[RECORDS]

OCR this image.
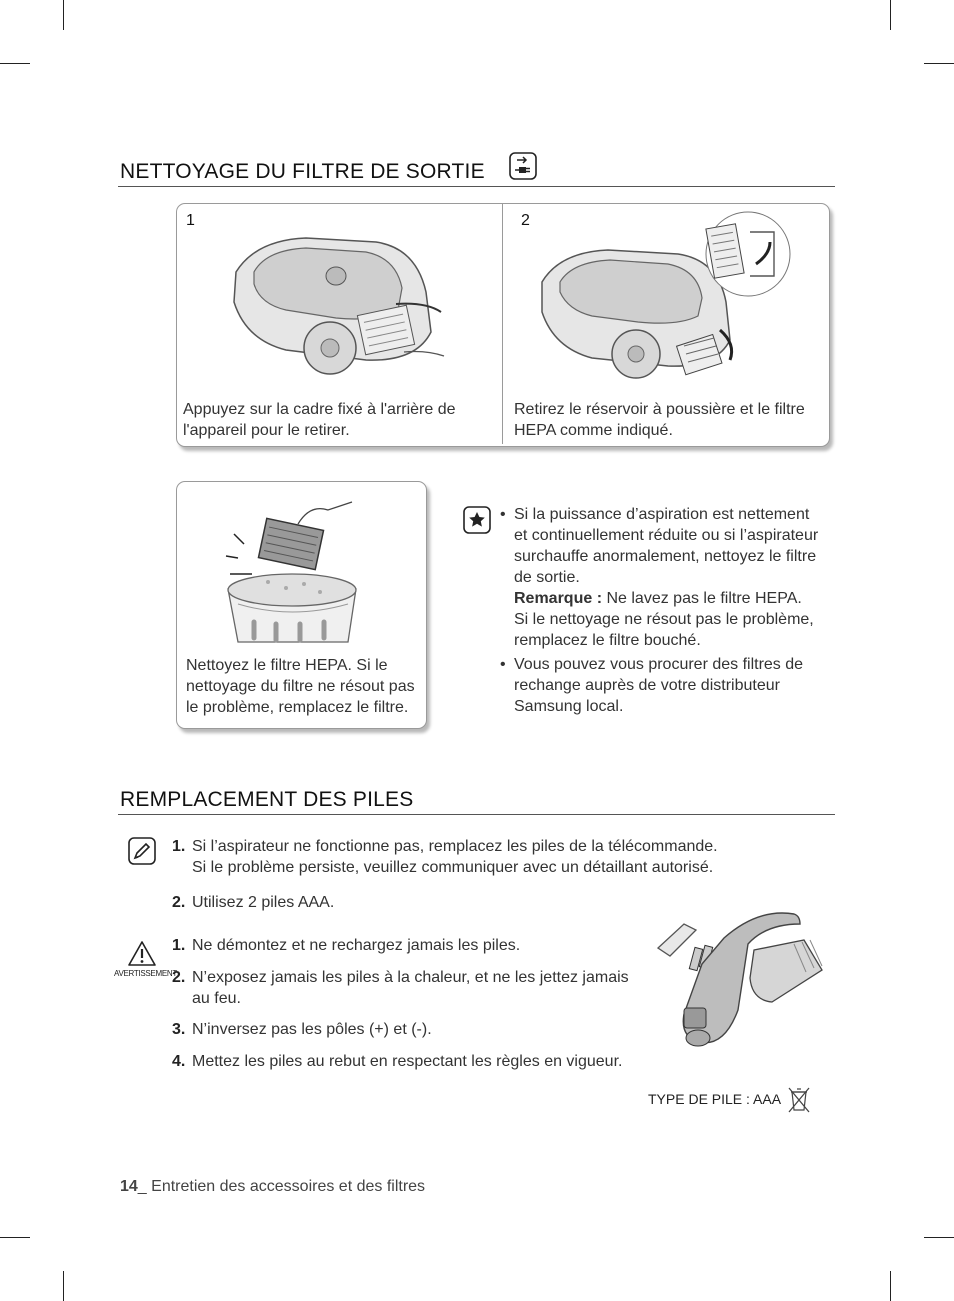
NETTOYAGE DU FILTRE DE SORTIE
1	2
Appuyez sur la cadre fixé à l'arrière de
l'appareil pour le retirer.
Retirez le réservoir à poussière et le filtre
HEPA comme indiqué.
Nettoyez le filtre HEPA. Si le
nettoyage du filtre ne résout pas
le problème, remplacez le filtre.
• Si la puissance d’aspiration est nettement
et continuellement réduite ou si l’aspirateur
surchauffe anormalement, nettoyez le filtre
de sortie.
Remarque : Ne lavez pas le filtre HEPA.
Si le nettoyage ne résout pas le problème,
remplacez le filtre bouché.
• Vous pouvez vous procurer des filtres de
rechange auprès de votre distributeur
Samsung local.
REMPLACEMENT DES PILES
1. Si l’aspirateur ne fonctionne pas, remplacez les piles de la télécommande.
Si le problème persiste, veuillez communiquer avec un détaillant autorisé.
2. Utilisez 2 piles AAA.
AVERTISSEMENT
1. Ne démontez et ne rechargez jamais les piles.
2. N’exposez jamais les piles à la chaleur, et ne les jettez jamais
au feu.
3. N’inversez pas les pôles (+) et (-).
4. Mettez les piles au rebut en respectant les règles en vigueur.
TYPE DE PILE : AAA
14_ Entretien des accessoires et des filtres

[INSTRUCTIONS FOR THE TASK] Transcribe the full listing above exactly as it stands, minus the pictures.

[ANSWER BELOW]
OCR this image.
NETTOYAGE DU FILTRE DE SORTIE
1	2
Appuyez sur la cadre fixé à l'arrière de
l'appareil pour le retirer.
Retirez le réservoir à poussière et le filtre
HEPA comme indiqué.
Nettoyez le filtre HEPA. Si le
nettoyage du filtre ne résout pas
le problème, remplacez le filtre.
• Si la puissance d’aspiration est nettement
et continuellement réduite ou si l’aspirateur
surchauffe anormalement, nettoyez le filtre
de sortie.
Remarque : Ne lavez pas le filtre HEPA.
Si le nettoyage ne résout pas le problème,
remplacez le filtre bouché.
• Vous pouvez vous procurer des filtres de
rechange auprès de votre distributeur
Samsung local.
REMPLACEMENT DES PILES
1. Si l’aspirateur ne fonctionne pas, remplacez les piles de la télécommande.
Si le problème persiste, veuillez communiquer avec un détaillant autorisé.
2. Utilisez 2 piles AAA.
AVERTISSEMENT
1. Ne démontez et ne rechargez jamais les piles.
2. N’exposez jamais les piles à la chaleur, et ne les jettez jamais
au feu.
3. N’inversez pas les pôles (+) et (-).
4. Mettez les piles au rebut en respectant les règles en vigueur.
TYPE DE PILE : AAA
14_ Entretien des accessoires et des filtres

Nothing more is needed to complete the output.